Text passage:
Yesterday I sat with someone who asked questions about my past. Vague questions, searching, I assume, for some root cause or instigator of both good and bad changes.
“You’ve worked a lot of jobs,” she said, recalling an earlier conversation some months ago. “What was your favorite?”
Easy.
When I was twenty-four years old, I managed a health club in central Massachusetts. It was a great job, and I started before the building was even built, signing up members in a trailer next to the site. When it opened, it smelled new. The grey carpet, the red and grey paint on the walls, and the wallpaper glue in the nursery.
We had two studios, the one up front being larger, both soundproof—kind of—and beyond the studios down the hallway were about ten Lifecycles, the nursery and two locker rooms, though only the women’s locker room could be considered such, the men’s might as well have been a closet with a shower since out of about four thousand members, the overwhelming majority of them—I’d be safe to call it one hundred and ninety nine out of two hundred—were women.
The workout lasted an hour, and we worked every muscle in the body from the neck down. We did aerobics as part of the program, of course, but also lengthy isometrics, abdominal work, thigh and butt work, everything. We also did motivational talks during the warm-up and cool-down. We were trained for this for eight weeks, eight hours a day, five days a week. We were trained in muscle work, exercise, breathing, health concerns, CPR, nutrition, and, of course, motivation.
The music would seep out of the studio windows and drift down the short hallway to my office. Music like Wham’s “Wake me Up before you GO Go,” which, while I despise that stupid song, ignites something in me that makes me feel strong enough to run uphill all out for hours whenever I hear it. “We are the World” had just happened, so there was that, and Springsteen’s “Born in the USA.” Madonna, Mariah, Michael, Seegar (Bob not Pete), and more. What a life it was then. I went to work managing this place, making a ton of money wearing a sweatsuit, listening to music surrounded by a sea of women, and I lived in a cool house on a reservoir.

Stored records:
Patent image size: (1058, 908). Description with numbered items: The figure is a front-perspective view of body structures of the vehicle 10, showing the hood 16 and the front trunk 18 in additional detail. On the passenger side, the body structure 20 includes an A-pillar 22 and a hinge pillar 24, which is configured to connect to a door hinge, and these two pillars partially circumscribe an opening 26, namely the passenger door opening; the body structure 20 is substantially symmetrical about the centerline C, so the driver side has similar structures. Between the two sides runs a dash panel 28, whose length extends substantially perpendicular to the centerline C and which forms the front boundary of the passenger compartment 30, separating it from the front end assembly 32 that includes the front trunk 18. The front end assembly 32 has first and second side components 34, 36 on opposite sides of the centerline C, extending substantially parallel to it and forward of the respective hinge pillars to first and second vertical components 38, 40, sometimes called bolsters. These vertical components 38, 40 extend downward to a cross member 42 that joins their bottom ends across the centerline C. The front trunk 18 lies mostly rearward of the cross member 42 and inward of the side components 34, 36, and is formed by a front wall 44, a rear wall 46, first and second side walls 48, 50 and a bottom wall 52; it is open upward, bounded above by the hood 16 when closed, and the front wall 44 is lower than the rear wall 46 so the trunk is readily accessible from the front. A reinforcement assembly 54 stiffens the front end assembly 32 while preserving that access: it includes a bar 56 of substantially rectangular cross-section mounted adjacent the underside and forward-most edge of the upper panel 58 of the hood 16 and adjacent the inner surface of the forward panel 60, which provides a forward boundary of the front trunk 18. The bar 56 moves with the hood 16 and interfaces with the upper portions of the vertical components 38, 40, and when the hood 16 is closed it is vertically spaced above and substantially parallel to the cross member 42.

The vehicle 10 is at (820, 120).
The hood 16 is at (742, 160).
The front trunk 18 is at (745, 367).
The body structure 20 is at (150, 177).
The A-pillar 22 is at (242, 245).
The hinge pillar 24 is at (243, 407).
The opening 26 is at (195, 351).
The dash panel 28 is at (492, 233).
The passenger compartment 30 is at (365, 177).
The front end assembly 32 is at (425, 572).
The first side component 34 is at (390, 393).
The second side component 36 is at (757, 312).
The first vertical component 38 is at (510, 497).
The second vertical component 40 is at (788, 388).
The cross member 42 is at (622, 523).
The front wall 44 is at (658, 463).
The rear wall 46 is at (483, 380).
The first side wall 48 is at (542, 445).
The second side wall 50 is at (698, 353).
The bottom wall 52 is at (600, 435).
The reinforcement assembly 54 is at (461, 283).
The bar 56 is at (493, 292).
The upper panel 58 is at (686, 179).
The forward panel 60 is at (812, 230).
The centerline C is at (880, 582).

Complete the following:
A) List every subject the staff were trained in, as named in the health club essay.
B) Reproduce the health club essay starting with "Yesterday I sat" and going on through "and bad changes.".
C) According to the health club essay, roughly how many members did the club have?

Solutions below:
A) Muscle work, exercise, breathing, health concerns, CPR, nutrition, motivation

B)
Yesterday I sat with someone who asked questions about my past. Vague questions, searching, I assume, for some root cause or instigator of both good and bad changes.

C) About four thousand.